[Start Excerpted records]

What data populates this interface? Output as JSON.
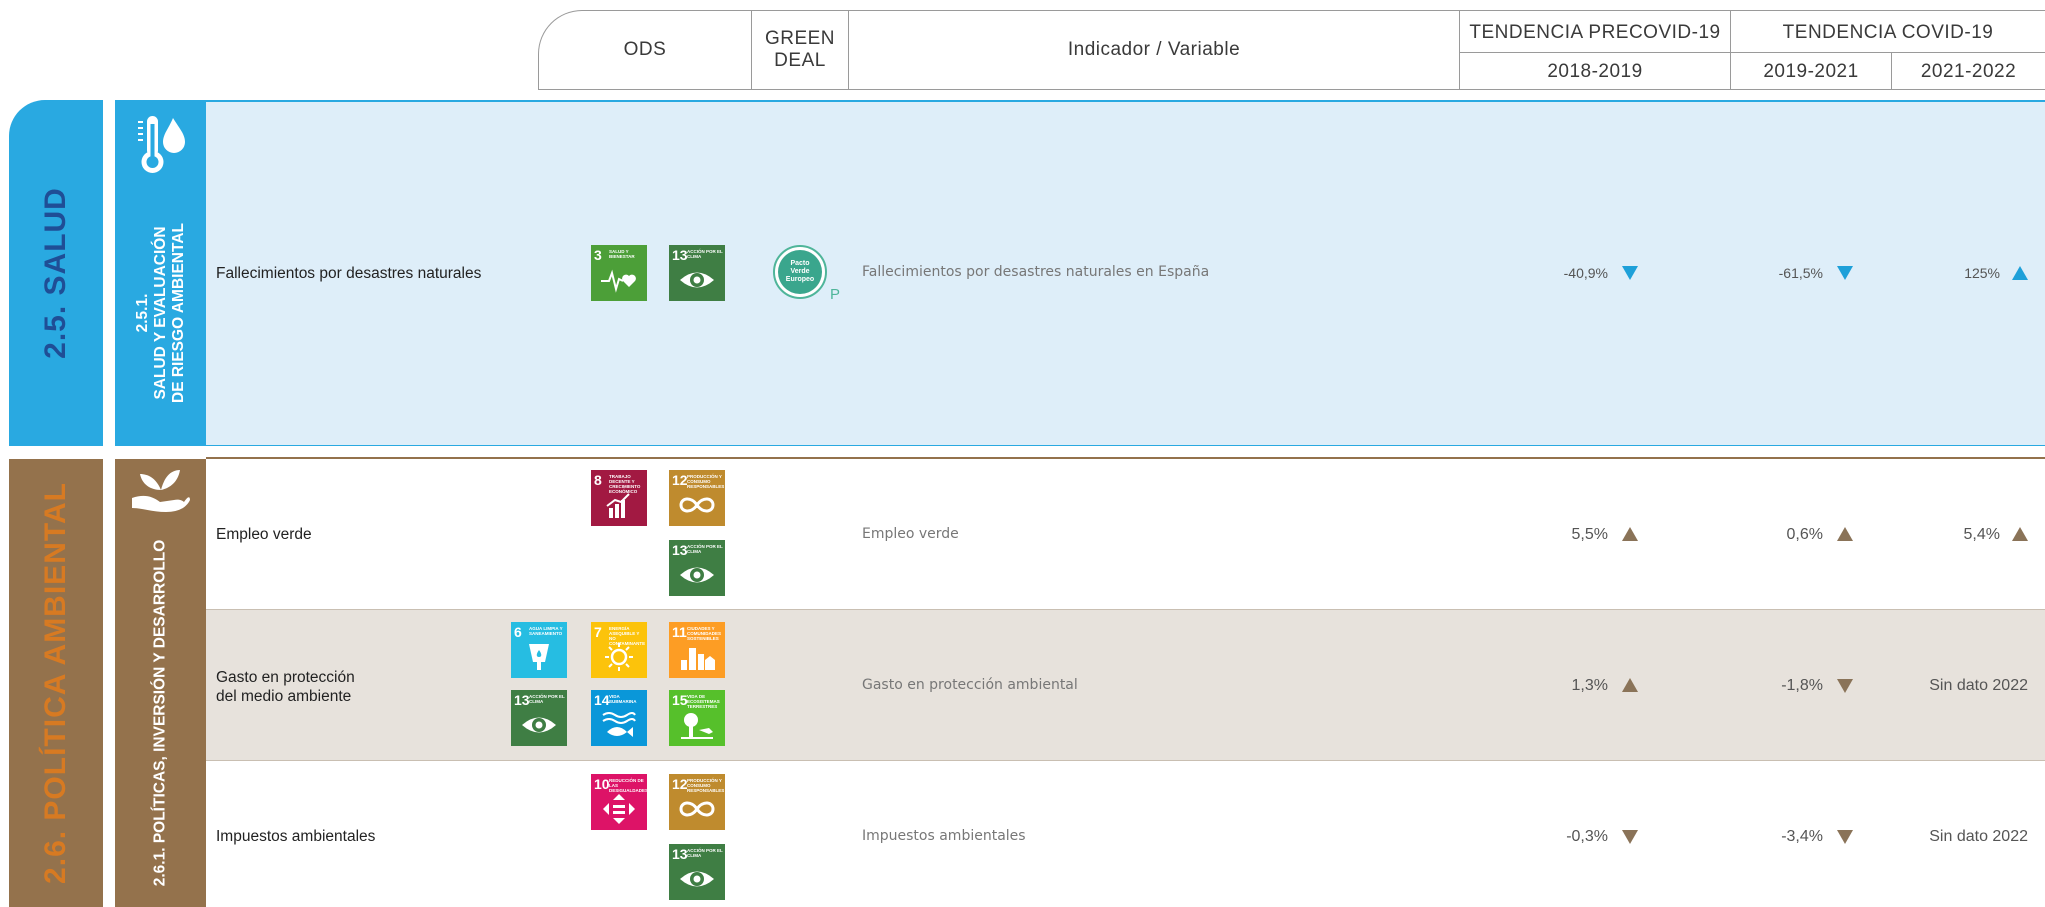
{
  "colors": {
    "salud_blue": "#29a9e1",
    "salud_dark_blue": "#1f4e96",
    "salud_row_bg": "#deeef9",
    "arrow_blue": "#1ea0d9",
    "politica_brown": "#94724c",
    "politica_orange": "#d77a22",
    "arrow_brown": "#8a7358",
    "row_beige": "#e7e2dc"
  },
  "header": {
    "ods": "ODS",
    "green_deal_line1": "GREEN",
    "green_deal_line2": "DEAL",
    "indicador": "Indicador / Variable",
    "tendencia_precovid": "TENDENCIA PRECOVID-19",
    "tendencia_covid": "TENDENCIA COVID-19",
    "period_1": "2018-2019",
    "period_2": "2019-2021",
    "period_3": "2021-2022"
  },
  "sections": {
    "salud": {
      "title": "2.5. SALUD",
      "subtitle_line1": "2.5.1.",
      "subtitle_line2": "SALUD Y EVALUACIÓN",
      "subtitle_line3": "DE RIESGO AMBIENTAL",
      "icon": "thermometer-drop-icon"
    },
    "politica": {
      "title": "2.6. POLÍTICA AMBIENTAL",
      "subtitle": "2.6.1. POLÍTICAS, INVERSIÓN Y DESARROLLO",
      "icon": "hand-plant-icon"
    }
  },
  "green_deal_badge": {
    "line1": "Pacto",
    "line2": "Verde",
    "line3": "Europeo",
    "tag": "P"
  },
  "sdg": {
    "s3": {
      "num": "3",
      "title": "Salud y bienestar",
      "color": "#4c9f38"
    },
    "s6": {
      "num": "6",
      "title": "Agua limpia y saneamiento",
      "color": "#26bde2"
    },
    "s7": {
      "num": "7",
      "title": "Energía asequible y no contaminante",
      "color": "#fcc30b"
    },
    "s8": {
      "num": "8",
      "title": "Trabajo decente y crecimiento económico",
      "color": "#a21942"
    },
    "s10": {
      "num": "10",
      "title": "Reducción de las desigualdades",
      "color": "#dd1367"
    },
    "s11": {
      "num": "11",
      "title": "Ciudades y comunidades sostenibles",
      "color": "#fd9d24"
    },
    "s12": {
      "num": "12",
      "title": "Producción y consumo responsables",
      "color": "#bf8b2e"
    },
    "s13": {
      "num": "13",
      "title": "Acción por el clima",
      "color": "#3f7e44"
    },
    "s14": {
      "num": "14",
      "title": "Vida submarina",
      "color": "#0a97d9"
    },
    "s15": {
      "num": "15",
      "title": "Vida de ecosistemas terrestres",
      "color": "#56c02b"
    }
  },
  "rows": [
    {
      "label": "Fallecimientos por desastres naturales",
      "variable": "Fallecimientos por desastres naturales en España",
      "v1": "-40,9%",
      "t1": "down",
      "v2": "-61,5%",
      "t2": "down",
      "v3": "125%",
      "t3": "up"
    },
    {
      "label": "Empleo verde",
      "variable": "Empleo verde",
      "v1": "5,5%",
      "t1": "up",
      "v2": "0,6%",
      "t2": "up",
      "v3": "5,4%",
      "t3": "up"
    },
    {
      "label_line1": "Gasto en protección",
      "label_line2": "del medio ambiente",
      "variable": "Gasto en protección ambiental",
      "v1": "1,3%",
      "t1": "up",
      "v2": "-1,8%",
      "t2": "down",
      "v3": "Sin dato 2022"
    },
    {
      "label": "Impuestos ambientales",
      "variable": "Impuestos ambientales",
      "v1": "-0,3%",
      "t1": "down",
      "v2": "-3,4%",
      "t2": "down",
      "v3": "Sin dato 2022"
    }
  ]
}
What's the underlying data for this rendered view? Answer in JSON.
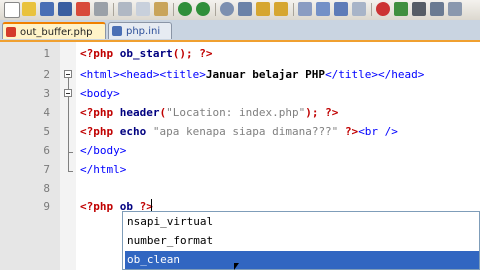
{
  "toolbar": {
    "icons": [
      "new-file-icon",
      "open-folder-icon",
      "save-icon",
      "save-all-icon",
      "close-file-icon",
      "print-icon",
      "cut-icon",
      "copy-icon",
      "paste-icon",
      "undo-icon",
      "redo-icon",
      "find-icon",
      "replace-icon",
      "zoom-in-icon",
      "zoom-out-icon",
      "sync-scroll-icon",
      "word-wrap-icon",
      "show-symbols-icon",
      "indent-guide-icon",
      "macro-record-icon",
      "macro-play-icon"
    ]
  },
  "tabs": [
    {
      "label": "out_buffer.php",
      "active": true
    },
    {
      "label": "php.ini",
      "active": false
    }
  ],
  "editor": {
    "line_numbers": [
      "1",
      "2",
      "3",
      "4",
      "5",
      "6",
      "7",
      "8",
      "9"
    ],
    "lines": {
      "l1": {
        "open": "<?php",
        "fn": "ob_start",
        "rest": "();",
        "close": "?>"
      },
      "l2": {
        "t1": "<html><head><title>",
        "text": "Januar belajar PHP",
        "t2": "</title></head>"
      },
      "l3": {
        "t1": "<body>"
      },
      "l4": {
        "open": "<?php",
        "fn": "header",
        "p1": "(",
        "str": "\"Location: index.php\"",
        "p2": ");",
        "close": "?>"
      },
      "l5": {
        "open": "<?php",
        "fn": "echo",
        "str": "\"apa kenapa siapa dimana???\"",
        "close": "?>",
        "tag": "<br />"
      },
      "l6": {
        "t1": "</body>"
      },
      "l7": {
        "t1": "</html>"
      },
      "l9": {
        "open": "<?php",
        "fn": "ob",
        "close": "?>"
      }
    }
  },
  "autocomplete": {
    "items": [
      "nsapi_virtual",
      "number_format",
      "ob_clean"
    ],
    "selected": "ob_clean"
  }
}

[End Excerpted records]

**Directive:** Output the records above exactly; leave out the pictures.

**Exercise output:**
What data populates this interface? Output as JSON.
{
  "colors": {
    "salud_blue": "#29a9e1",
    "salud_dark_blue": "#1f4e96",
    "salud_row_bg": "#deeef9",
    "arrow_blue": "#1ea0d9",
    "politica_brown": "#94724c",
    "politica_orange": "#d77a22",
    "arrow_brown": "#8a7358",
    "row_beige": "#e7e2dc"
  },
  "header": {
    "ods": "ODS",
    "green_deal_line1": "GREEN",
    "green_deal_line2": "DEAL",
    "indicador": "Indicador / Variable",
    "tendencia_precovid": "TENDENCIA PRECOVID-19",
    "tendencia_covid": "TENDENCIA COVID-19",
    "period_1": "2018-2019",
    "period_2": "2019-2021",
    "period_3": "2021-2022"
  },
  "sections": {
    "salud": {
      "title": "2.5. SALUD",
      "subtitle_line1": "2.5.1.",
      "subtitle_line2": "SALUD Y EVALUACIÓN",
      "subtitle_line3": "DE RIESGO AMBIENTAL",
      "icon": "thermometer-drop-icon"
    },
    "politica": {
      "title": "2.6. POLÍTICA AMBIENTAL",
      "subtitle": "2.6.1. POLÍTICAS, INVERSIÓN Y DESARROLLO",
      "icon": "hand-plant-icon"
    }
  },
  "green_deal_badge": {
    "line1": "Pacto",
    "line2": "Verde",
    "line3": "Europeo",
    "tag": "P"
  },
  "sdg": {
    "s3": {
      "num": "3",
      "title": "Salud y bienestar",
      "color": "#4c9f38"
    },
    "s6": {
      "num": "6",
      "title": "Agua limpia y saneamiento",
      "color": "#26bde2"
    },
    "s7": {
      "num": "7",
      "title": "Energía asequible y no contaminante",
      "color": "#fcc30b"
    },
    "s8": {
      "num": "8",
      "title": "Trabajo decente y crecimiento económico",
      "color": "#a21942"
    },
    "s10": {
      "num": "10",
      "title": "Reducción de las desigualdades",
      "color": "#dd1367"
    },
    "s11": {
      "num": "11",
      "title": "Ciudades y comunidades sostenibles",
      "color": "#fd9d24"
    },
    "s12": {
      "num": "12",
      "title": "Producción y consumo responsables",
      "color": "#bf8b2e"
    },
    "s13": {
      "num": "13",
      "title": "Acción por el clima",
      "color": "#3f7e44"
    },
    "s14": {
      "num": "14",
      "title": "Vida submarina",
      "color": "#0a97d9"
    },
    "s15": {
      "num": "15",
      "title": "Vida de ecosistemas terrestres",
      "color": "#56c02b"
    }
  },
  "rows": [
    {
      "label": "Fallecimientos por desastres naturales",
      "variable": "Fallecimientos por desastres naturales en España",
      "v1": "-40,9%",
      "t1": "down",
      "v2": "-61,5%",
      "t2": "down",
      "v3": "125%",
      "t3": "up"
    },
    {
      "label": "Empleo verde",
      "variable": "Empleo verde",
      "v1": "5,5%",
      "t1": "up",
      "v2": "0,6%",
      "t2": "up",
      "v3": "5,4%",
      "t3": "up"
    },
    {
      "label_line1": "Gasto en protección",
      "label_line2": "del medio ambiente",
      "variable": "Gasto en protección ambiental",
      "v1": "1,3%",
      "t1": "up",
      "v2": "-1,8%",
      "t2": "down",
      "v3": "Sin dato 2022"
    },
    {
      "label": "Impuestos ambientales",
      "variable": "Impuestos ambientales",
      "v1": "-0,3%",
      "t1": "down",
      "v2": "-3,4%",
      "t2": "down",
      "v3": "Sin dato 2022"
    }
  ]
}
What's the underlying data for this rendered view? Answer in JSON.
{
  "toolbar": {
    "icons": [
      "new-file-icon",
      "open-folder-icon",
      "save-icon",
      "save-all-icon",
      "close-file-icon",
      "print-icon",
      "cut-icon",
      "copy-icon",
      "paste-icon",
      "undo-icon",
      "redo-icon",
      "find-icon",
      "replace-icon",
      "zoom-in-icon",
      "zoom-out-icon",
      "sync-scroll-icon",
      "word-wrap-icon",
      "show-symbols-icon",
      "indent-guide-icon",
      "macro-record-icon",
      "macro-play-icon"
    ]
  },
  "tabs": [
    {
      "label": "out_buffer.php",
      "active": true
    },
    {
      "label": "php.ini",
      "active": false
    }
  ],
  "editor": {
    "line_numbers": [
      "1",
      "2",
      "3",
      "4",
      "5",
      "6",
      "7",
      "8",
      "9"
    ],
    "lines": {
      "l1": {
        "open": "<?php",
        "fn": "ob_start",
        "rest": "();",
        "close": "?>"
      },
      "l2": {
        "t1": "<html><head><title>",
        "text": "Januar belajar PHP",
        "t2": "</title></head>"
      },
      "l3": {
        "t1": "<body>"
      },
      "l4": {
        "open": "<?php",
        "fn": "header",
        "p1": "(",
        "str": "\"Location: index.php\"",
        "p2": ");",
        "close": "?>"
      },
      "l5": {
        "open": "<?php",
        "fn": "echo",
        "str": "\"apa kenapa siapa dimana???\"",
        "close": "?>",
        "tag": "<br />"
      },
      "l6": {
        "t1": "</body>"
      },
      "l7": {
        "t1": "</html>"
      },
      "l9": {
        "open": "<?php",
        "fn": "ob",
        "close": "?>"
      }
    }
  },
  "autocomplete": {
    "items": [
      "nsapi_virtual",
      "number_format",
      "ob_clean"
    ],
    "selected": "ob_clean"
  }
}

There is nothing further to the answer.